** Records provided **
++++++++++++++++++++
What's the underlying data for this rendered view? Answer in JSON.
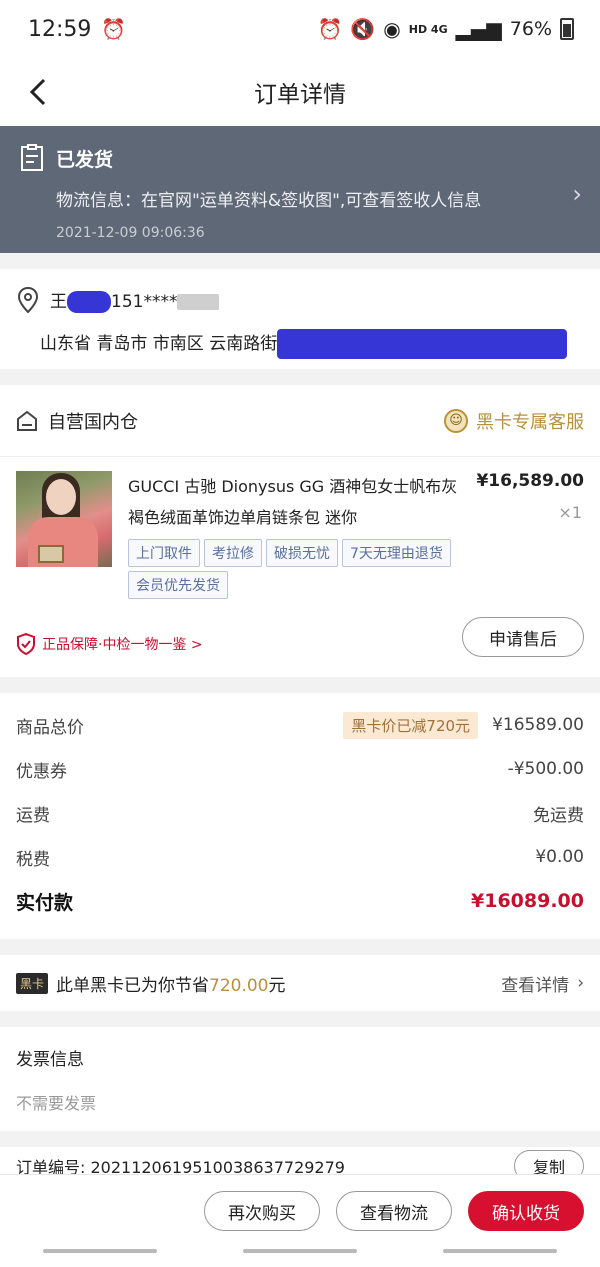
{
  "status_bar": {
    "time": "12:59",
    "battery": "76%",
    "network": "HD 4G"
  },
  "nav": {
    "title": "订单详情"
  },
  "shipment": {
    "status": "已发货",
    "info": "物流信息：在官网\"运单资料&签收图\",可查看签收人信息",
    "time": "2021-12-09 09:06:36"
  },
  "address": {
    "name_prefix": "王",
    "phone_prefix": "151****",
    "address_prefix": "山东省 青岛市 市南区 云南路街"
  },
  "store": {
    "name": "自营国内仓",
    "service": "黑卡专属客服"
  },
  "product": {
    "name": "GUCCI 古驰 Dionysus GG 酒神包女士帆布灰褐色绒面革饰边单肩链条包 迷你",
    "price": "¥16,589.00",
    "qty": "×1",
    "tags": [
      "上门取件",
      "考拉修",
      "破损无忧",
      "7天无理由退货",
      "会员优先发货"
    ],
    "guarantee": "正品保障·中检一物一鉴 >",
    "after_sale": "申请售后"
  },
  "pricing": {
    "goods_total_label": "商品总价",
    "black_card_discount": "黑卡价已减720元",
    "goods_total": "¥16589.00",
    "coupon_label": "优惠券",
    "coupon": "-¥500.00",
    "shipping_label": "运费",
    "shipping": "免运费",
    "tax_label": "税费",
    "tax": "¥0.00",
    "paid_label": "实付款",
    "paid": "¥16089.00"
  },
  "black_card": {
    "badge": "黑卡",
    "text_before": "此单黑卡已为你节省",
    "amount": "720.00",
    "text_after": "元",
    "link": "查看详情"
  },
  "invoice": {
    "title": "发票信息",
    "value": "不需要发票"
  },
  "order": {
    "label": "订单编号: 2021120619510038637729279",
    "copy": "复制"
  },
  "actions": {
    "buy_again": "再次购买",
    "view_logistics": "查看物流",
    "confirm_receipt": "确认收货"
  }
}
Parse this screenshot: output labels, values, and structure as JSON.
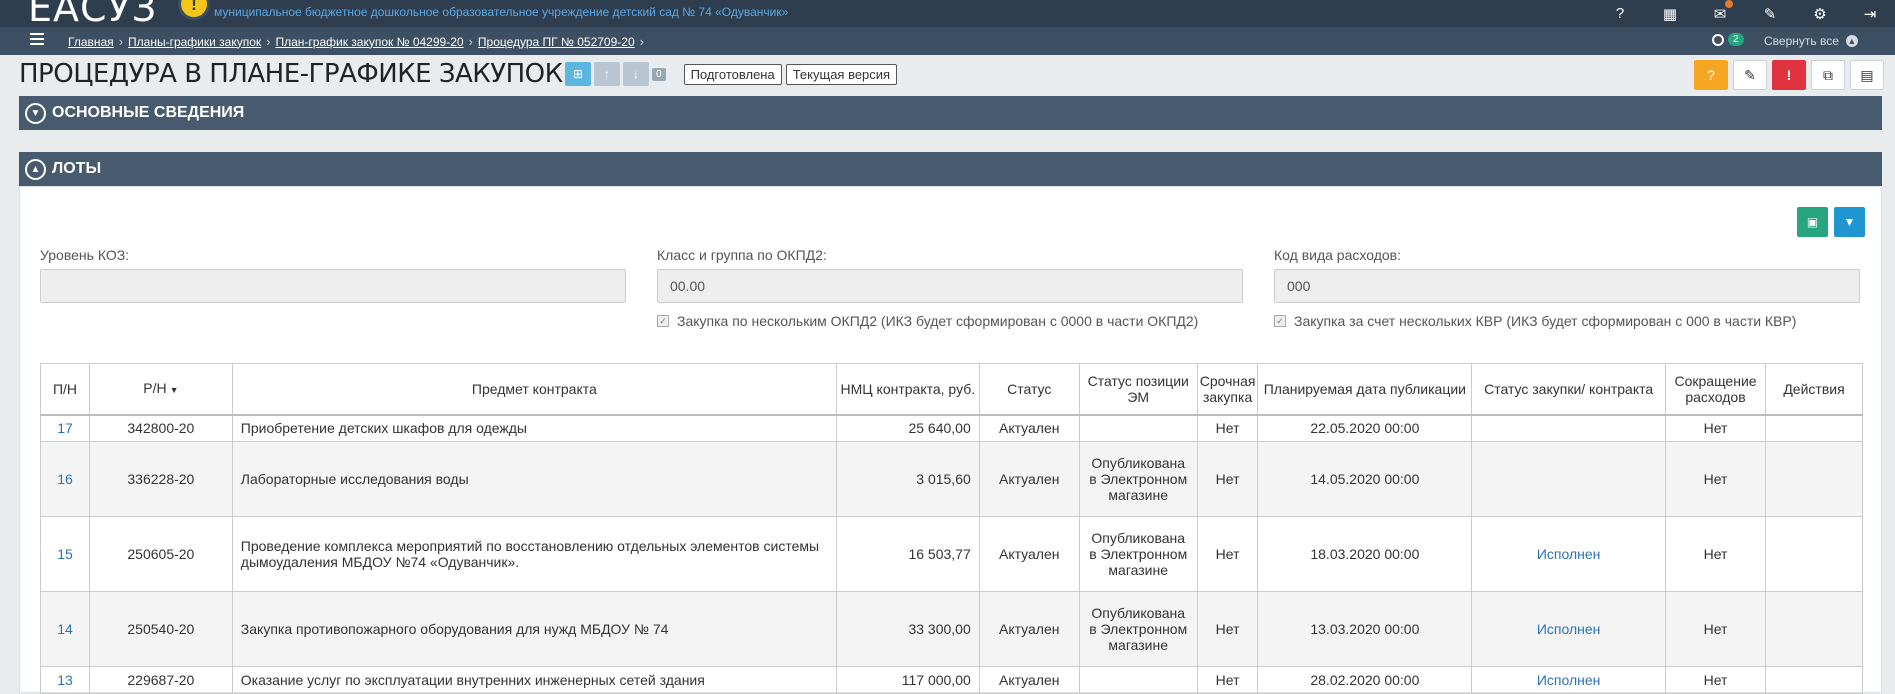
++++++++++++++++++++
** Goal of the exercise **
Return all of the entries exactly as written, but drop any pictures they hold.

** Output below **
What's the underlying data for this rendered view? Answer in JSON.
{
  "status_bar": {
    "time": "12:59",
    "battery": "76%",
    "network": "HD 4G"
  },
  "nav": {
    "title": "订单详情"
  },
  "shipment": {
    "status": "已发货",
    "info": "物流信息：在官网\"运单资料&签收图\",可查看签收人信息",
    "time": "2021-12-09 09:06:36"
  },
  "address": {
    "name_prefix": "王",
    "phone_prefix": "151****",
    "address_prefix": "山东省 青岛市 市南区 云南路街"
  },
  "store": {
    "name": "自营国内仓",
    "service": "黑卡专属客服"
  },
  "product": {
    "name": "GUCCI 古驰 Dionysus GG 酒神包女士帆布灰褐色绒面革饰边单肩链条包 迷你",
    "price": "¥16,589.00",
    "qty": "×1",
    "tags": [
      "上门取件",
      "考拉修",
      "破损无忧",
      "7天无理由退货",
      "会员优先发货"
    ],
    "guarantee": "正品保障·中检一物一鉴 >",
    "after_sale": "申请售后"
  },
  "pricing": {
    "goods_total_label": "商品总价",
    "black_card_discount": "黑卡价已减720元",
    "goods_total": "¥16589.00",
    "coupon_label": "优惠券",
    "coupon": "-¥500.00",
    "shipping_label": "运费",
    "shipping": "免运费",
    "tax_label": "税费",
    "tax": "¥0.00",
    "paid_label": "实付款",
    "paid": "¥16089.00"
  },
  "black_card": {
    "badge": "黑卡",
    "text_before": "此单黑卡已为你节省",
    "amount": "720.00",
    "text_after": "元",
    "link": "查看详情"
  },
  "invoice": {
    "title": "发票信息",
    "value": "不需要发票"
  },
  "order": {
    "label": "订单编号: 2021120619510038637729279",
    "copy": "复制"
  },
  "actions": {
    "buy_again": "再次购买",
    "view_logistics": "查看物流",
    "confirm_receipt": "确认收货"
  }
}
Parse this screenshot: output labels, values, and structure as JSON.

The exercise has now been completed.